_Your objective_
Output the data exactly, with every line intact.

## Begin Supplied records

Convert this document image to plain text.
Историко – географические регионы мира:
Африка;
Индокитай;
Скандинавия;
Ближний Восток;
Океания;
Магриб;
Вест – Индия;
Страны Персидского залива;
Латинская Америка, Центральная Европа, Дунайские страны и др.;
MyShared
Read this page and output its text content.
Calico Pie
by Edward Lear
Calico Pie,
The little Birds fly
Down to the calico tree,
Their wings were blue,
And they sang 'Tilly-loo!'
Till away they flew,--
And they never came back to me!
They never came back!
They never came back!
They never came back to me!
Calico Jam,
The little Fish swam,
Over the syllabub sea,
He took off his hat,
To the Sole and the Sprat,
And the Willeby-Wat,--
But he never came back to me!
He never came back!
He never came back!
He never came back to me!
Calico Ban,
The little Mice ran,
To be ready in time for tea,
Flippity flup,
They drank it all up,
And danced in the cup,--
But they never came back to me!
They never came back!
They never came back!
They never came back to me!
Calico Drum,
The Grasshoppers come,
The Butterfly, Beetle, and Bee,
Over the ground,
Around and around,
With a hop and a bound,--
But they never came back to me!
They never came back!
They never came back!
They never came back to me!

## End Supplied records

_Full solution_
Convert this document image to plain text.
Историко – географические регионы мира:
Африка;
Индокитай;
Скандинавия;
Ближний Восток;
Океания;
Магриб;
Вест – Индия;
Страны Персидского залива;
Латинская Америка, Центральная Европа, Дунайские страны и др.;
MyShared
Read this page and output its text content.
Calico Pie
by Edward Lear
Calico Pie,
The little Birds fly
Down to the calico tree,
Their wings were blue,
And they sang 'Tilly-loo!'
Till away they flew,--
And they never came back to me!
They never came back!
They never came back!
They never came back to me!
Calico Jam,
The little Fish swam,
Over the syllabub sea,
He took off his hat,
To the Sole and the Sprat,
And the Willeby-Wat,--
But he never came back to me!
He never came back!
He never came back!
He never came back to me!
Calico Ban,
The little Mice ran,
To be ready in time for tea,
Flippity flup,
They drank it all up,
And danced in the cup,--
But they never came back to me!
They never came back!
They never came back!
They never came back to me!
Calico Drum,
The Grasshoppers come,
The Butterfly, Beetle, and Bee,
Over the ground,
Around and around,
With a hop and a bound,--
But they never came back to me!
They never came back!
They never came back!
They never came back to me!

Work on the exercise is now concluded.